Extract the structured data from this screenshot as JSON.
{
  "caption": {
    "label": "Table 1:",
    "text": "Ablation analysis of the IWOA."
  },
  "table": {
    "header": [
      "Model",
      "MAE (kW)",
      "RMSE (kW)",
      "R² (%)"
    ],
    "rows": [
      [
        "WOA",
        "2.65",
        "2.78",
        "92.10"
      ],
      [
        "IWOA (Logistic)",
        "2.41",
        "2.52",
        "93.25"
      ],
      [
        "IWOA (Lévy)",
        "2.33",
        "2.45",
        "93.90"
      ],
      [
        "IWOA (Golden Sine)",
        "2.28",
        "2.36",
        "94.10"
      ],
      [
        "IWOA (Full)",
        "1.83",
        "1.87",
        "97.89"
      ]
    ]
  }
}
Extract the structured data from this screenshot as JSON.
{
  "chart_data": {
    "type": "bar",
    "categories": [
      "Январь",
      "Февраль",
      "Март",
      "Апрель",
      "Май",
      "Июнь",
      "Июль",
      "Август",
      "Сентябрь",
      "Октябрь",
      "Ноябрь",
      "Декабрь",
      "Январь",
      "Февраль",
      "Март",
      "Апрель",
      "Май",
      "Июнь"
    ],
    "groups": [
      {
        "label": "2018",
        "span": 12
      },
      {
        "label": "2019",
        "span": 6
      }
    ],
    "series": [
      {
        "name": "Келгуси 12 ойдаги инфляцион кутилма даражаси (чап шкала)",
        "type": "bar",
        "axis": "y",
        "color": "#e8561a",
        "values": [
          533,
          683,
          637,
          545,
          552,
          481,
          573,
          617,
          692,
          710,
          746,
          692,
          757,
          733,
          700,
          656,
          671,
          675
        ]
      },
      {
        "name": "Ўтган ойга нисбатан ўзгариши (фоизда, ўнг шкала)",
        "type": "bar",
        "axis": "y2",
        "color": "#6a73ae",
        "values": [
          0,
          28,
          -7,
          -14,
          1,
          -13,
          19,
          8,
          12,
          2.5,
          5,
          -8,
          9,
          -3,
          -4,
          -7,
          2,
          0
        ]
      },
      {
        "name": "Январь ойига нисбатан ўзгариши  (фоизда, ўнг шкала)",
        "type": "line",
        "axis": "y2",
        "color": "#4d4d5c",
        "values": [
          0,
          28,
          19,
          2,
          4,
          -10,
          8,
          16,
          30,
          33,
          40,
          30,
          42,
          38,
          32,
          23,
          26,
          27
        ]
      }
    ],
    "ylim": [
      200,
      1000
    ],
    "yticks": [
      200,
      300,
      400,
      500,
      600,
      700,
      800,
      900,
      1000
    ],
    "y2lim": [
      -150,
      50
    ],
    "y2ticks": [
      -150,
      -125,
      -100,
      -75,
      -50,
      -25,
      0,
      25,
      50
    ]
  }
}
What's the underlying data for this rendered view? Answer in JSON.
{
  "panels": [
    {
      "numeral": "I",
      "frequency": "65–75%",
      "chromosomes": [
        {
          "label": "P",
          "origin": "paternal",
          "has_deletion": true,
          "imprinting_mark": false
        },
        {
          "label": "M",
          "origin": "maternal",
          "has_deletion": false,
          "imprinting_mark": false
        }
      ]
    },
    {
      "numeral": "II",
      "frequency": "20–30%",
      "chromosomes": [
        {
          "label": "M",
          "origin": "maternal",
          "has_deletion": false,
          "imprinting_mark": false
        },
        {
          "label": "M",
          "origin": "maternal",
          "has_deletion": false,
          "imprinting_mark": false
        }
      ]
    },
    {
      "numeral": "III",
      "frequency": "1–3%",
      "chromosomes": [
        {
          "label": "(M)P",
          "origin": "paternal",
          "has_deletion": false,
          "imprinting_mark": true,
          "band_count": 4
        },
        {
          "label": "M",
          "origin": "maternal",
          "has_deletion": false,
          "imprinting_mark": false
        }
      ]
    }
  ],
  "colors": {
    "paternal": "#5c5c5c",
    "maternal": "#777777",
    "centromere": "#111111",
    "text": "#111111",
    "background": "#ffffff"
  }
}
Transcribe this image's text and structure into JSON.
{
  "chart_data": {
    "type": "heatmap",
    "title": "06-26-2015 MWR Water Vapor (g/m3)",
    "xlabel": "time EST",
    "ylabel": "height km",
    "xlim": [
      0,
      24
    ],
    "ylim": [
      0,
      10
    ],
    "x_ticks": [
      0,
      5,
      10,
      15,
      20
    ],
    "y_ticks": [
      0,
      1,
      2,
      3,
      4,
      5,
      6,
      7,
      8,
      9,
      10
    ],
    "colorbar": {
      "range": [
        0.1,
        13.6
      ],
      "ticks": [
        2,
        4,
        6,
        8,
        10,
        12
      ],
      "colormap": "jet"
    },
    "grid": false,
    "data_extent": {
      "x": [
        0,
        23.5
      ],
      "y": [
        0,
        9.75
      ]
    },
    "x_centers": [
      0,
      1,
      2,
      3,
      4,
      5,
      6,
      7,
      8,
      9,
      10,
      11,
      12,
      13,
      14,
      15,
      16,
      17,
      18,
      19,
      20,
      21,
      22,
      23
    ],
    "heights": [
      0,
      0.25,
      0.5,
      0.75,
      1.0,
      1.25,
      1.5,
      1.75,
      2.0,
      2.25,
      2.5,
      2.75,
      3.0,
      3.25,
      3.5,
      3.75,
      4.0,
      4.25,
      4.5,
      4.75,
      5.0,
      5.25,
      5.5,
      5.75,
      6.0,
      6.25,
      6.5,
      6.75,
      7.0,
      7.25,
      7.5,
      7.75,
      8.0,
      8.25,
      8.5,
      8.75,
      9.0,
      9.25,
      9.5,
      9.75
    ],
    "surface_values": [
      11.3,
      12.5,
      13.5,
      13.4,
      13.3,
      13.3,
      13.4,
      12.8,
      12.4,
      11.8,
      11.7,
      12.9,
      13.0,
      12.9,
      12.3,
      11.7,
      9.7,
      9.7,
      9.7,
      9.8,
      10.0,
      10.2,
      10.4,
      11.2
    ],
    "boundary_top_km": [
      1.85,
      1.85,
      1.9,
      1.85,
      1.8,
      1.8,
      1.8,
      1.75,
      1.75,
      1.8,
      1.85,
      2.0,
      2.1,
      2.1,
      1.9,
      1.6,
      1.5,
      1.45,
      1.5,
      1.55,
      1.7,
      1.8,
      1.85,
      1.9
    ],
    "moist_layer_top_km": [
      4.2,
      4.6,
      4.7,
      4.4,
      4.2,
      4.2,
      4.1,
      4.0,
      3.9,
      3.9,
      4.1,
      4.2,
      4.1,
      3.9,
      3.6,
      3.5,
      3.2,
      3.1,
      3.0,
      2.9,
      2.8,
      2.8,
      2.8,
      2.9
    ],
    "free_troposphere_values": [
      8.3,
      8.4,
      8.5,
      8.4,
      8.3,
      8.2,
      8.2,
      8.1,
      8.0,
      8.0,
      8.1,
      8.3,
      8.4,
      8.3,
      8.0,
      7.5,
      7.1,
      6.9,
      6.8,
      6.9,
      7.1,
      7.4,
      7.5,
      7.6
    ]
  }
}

| TASK PROMPT |
All of the entries above must be quoted exactly.

| RESPONSE TO THIS TASK |
Extract the structured data from this screenshot as JSON.
{
  "caption": {
    "label": "Table 1:",
    "text": "Ablation analysis of the IWOA."
  },
  "table": {
    "header": [
      "Model",
      "MAE (kW)",
      "RMSE (kW)",
      "R² (%)"
    ],
    "rows": [
      [
        "WOA",
        "2.65",
        "2.78",
        "92.10"
      ],
      [
        "IWOA (Logistic)",
        "2.41",
        "2.52",
        "93.25"
      ],
      [
        "IWOA (Lévy)",
        "2.33",
        "2.45",
        "93.90"
      ],
      [
        "IWOA (Golden Sine)",
        "2.28",
        "2.36",
        "94.10"
      ],
      [
        "IWOA (Full)",
        "1.83",
        "1.87",
        "97.89"
      ]
    ]
  }
}
Extract the structured data from this screenshot as JSON.
{
  "chart_data": {
    "type": "bar",
    "categories": [
      "Январь",
      "Февраль",
      "Март",
      "Апрель",
      "Май",
      "Июнь",
      "Июль",
      "Август",
      "Сентябрь",
      "Октябрь",
      "Ноябрь",
      "Декабрь",
      "Январь",
      "Февраль",
      "Март",
      "Апрель",
      "Май",
      "Июнь"
    ],
    "groups": [
      {
        "label": "2018",
        "span": 12
      },
      {
        "label": "2019",
        "span": 6
      }
    ],
    "series": [
      {
        "name": "Келгуси 12 ойдаги инфляцион кутилма даражаси (чап шкала)",
        "type": "bar",
        "axis": "y",
        "color": "#e8561a",
        "values": [
          533,
          683,
          637,
          545,
          552,
          481,
          573,
          617,
          692,
          710,
          746,
          692,
          757,
          733,
          700,
          656,
          671,
          675
        ]
      },
      {
        "name": "Ўтган ойга нисбатан ўзгариши (фоизда, ўнг шкала)",
        "type": "bar",
        "axis": "y2",
        "color": "#6a73ae",
        "values": [
          0,
          28,
          -7,
          -14,
          1,
          -13,
          19,
          8,
          12,
          2.5,
          5,
          -8,
          9,
          -3,
          -4,
          -7,
          2,
          0
        ]
      },
      {
        "name": "Январь ойига нисбатан ўзгариши  (фоизда, ўнг шкала)",
        "type": "line",
        "axis": "y2",
        "color": "#4d4d5c",
        "values": [
          0,
          28,
          19,
          2,
          4,
          -10,
          8,
          16,
          30,
          33,
          40,
          30,
          42,
          38,
          32,
          23,
          26,
          27
        ]
      }
    ],
    "ylim": [
      200,
      1000
    ],
    "yticks": [
      200,
      300,
      400,
      500,
      600,
      700,
      800,
      900,
      1000
    ],
    "y2lim": [
      -150,
      50
    ],
    "y2ticks": [
      -150,
      -125,
      -100,
      -75,
      -50,
      -25,
      0,
      25,
      50
    ]
  }
}
What's the underlying data for this rendered view? Answer in JSON.
{
  "panels": [
    {
      "numeral": "I",
      "frequency": "65–75%",
      "chromosomes": [
        {
          "label": "P",
          "origin": "paternal",
          "has_deletion": true,
          "imprinting_mark": false
        },
        {
          "label": "M",
          "origin": "maternal",
          "has_deletion": false,
          "imprinting_mark": false
        }
      ]
    },
    {
      "numeral": "II",
      "frequency": "20–30%",
      "chromosomes": [
        {
          "label": "M",
          "origin": "maternal",
          "has_deletion": false,
          "imprinting_mark": false
        },
        {
          "label": "M",
          "origin": "maternal",
          "has_deletion": false,
          "imprinting_mark": false
        }
      ]
    },
    {
      "numeral": "III",
      "frequency": "1–3%",
      "chromosomes": [
        {
          "label": "(M)P",
          "origin": "paternal",
          "has_deletion": false,
          "imprinting_mark": true,
          "band_count": 4
        },
        {
          "label": "M",
          "origin": "maternal",
          "has_deletion": false,
          "imprinting_mark": false
        }
      ]
    }
  ],
  "colors": {
    "paternal": "#5c5c5c",
    "maternal": "#777777",
    "centromere": "#111111",
    "text": "#111111",
    "background": "#ffffff"
  }
}
Transcribe this image's text and structure into JSON.
{
  "chart_data": {
    "type": "heatmap",
    "title": "06-26-2015 MWR Water Vapor (g/m3)",
    "xlabel": "time EST",
    "ylabel": "height km",
    "xlim": [
      0,
      24
    ],
    "ylim": [
      0,
      10
    ],
    "x_ticks": [
      0,
      5,
      10,
      15,
      20
    ],
    "y_ticks": [
      0,
      1,
      2,
      3,
      4,
      5,
      6,
      7,
      8,
      9,
      10
    ],
    "colorbar": {
      "range": [
        0.1,
        13.6
      ],
      "ticks": [
        2,
        4,
        6,
        8,
        10,
        12
      ],
      "colormap": "jet"
    },
    "grid": false,
    "data_extent": {
      "x": [
        0,
        23.5
      ],
      "y": [
        0,
        9.75
      ]
    },
    "x_centers": [
      0,
      1,
      2,
      3,
      4,
      5,
      6,
      7,
      8,
      9,
      10,
      11,
      12,
      13,
      14,
      15,
      16,
      17,
      18,
      19,
      20,
      21,
      22,
      23
    ],
    "heights": [
      0,
      0.25,
      0.5,
      0.75,
      1.0,
      1.25,
      1.5,
      1.75,
      2.0,
      2.25,
      2.5,
      2.75,
      3.0,
      3.25,
      3.5,
      3.75,
      4.0,
      4.25,
      4.5,
      4.75,
      5.0,
      5.25,
      5.5,
      5.75,
      6.0,
      6.25,
      6.5,
      6.75,
      7.0,
      7.25,
      7.5,
      7.75,
      8.0,
      8.25,
      8.5,
      8.75,
      9.0,
      9.25,
      9.5,
      9.75
    ],
    "surface_values": [
      11.3,
      12.5,
      13.5,
      13.4,
      13.3,
      13.3,
      13.4,
      12.8,
      12.4,
      11.8,
      11.7,
      12.9,
      13.0,
      12.9,
      12.3,
      11.7,
      9.7,
      9.7,
      9.7,
      9.8,
      10.0,
      10.2,
      10.4,
      11.2
    ],
    "boundary_top_km": [
      1.85,
      1.85,
      1.9,
      1.85,
      1.8,
      1.8,
      1.8,
      1.75,
      1.75,
      1.8,
      1.85,
      2.0,
      2.1,
      2.1,
      1.9,
      1.6,
      1.5,
      1.45,
      1.5,
      1.55,
      1.7,
      1.8,
      1.85,
      1.9
    ],
    "moist_layer_top_km": [
      4.2,
      4.6,
      4.7,
      4.4,
      4.2,
      4.2,
      4.1,
      4.0,
      3.9,
      3.9,
      4.1,
      4.2,
      4.1,
      3.9,
      3.6,
      3.5,
      3.2,
      3.1,
      3.0,
      2.9,
      2.8,
      2.8,
      2.8,
      2.9
    ],
    "free_troposphere_values": [
      8.3,
      8.4,
      8.5,
      8.4,
      8.3,
      8.2,
      8.2,
      8.1,
      8.0,
      8.0,
      8.1,
      8.3,
      8.4,
      8.3,
      8.0,
      7.5,
      7.1,
      6.9,
      6.8,
      6.9,
      7.1,
      7.4,
      7.5,
      7.6
    ]
  }
}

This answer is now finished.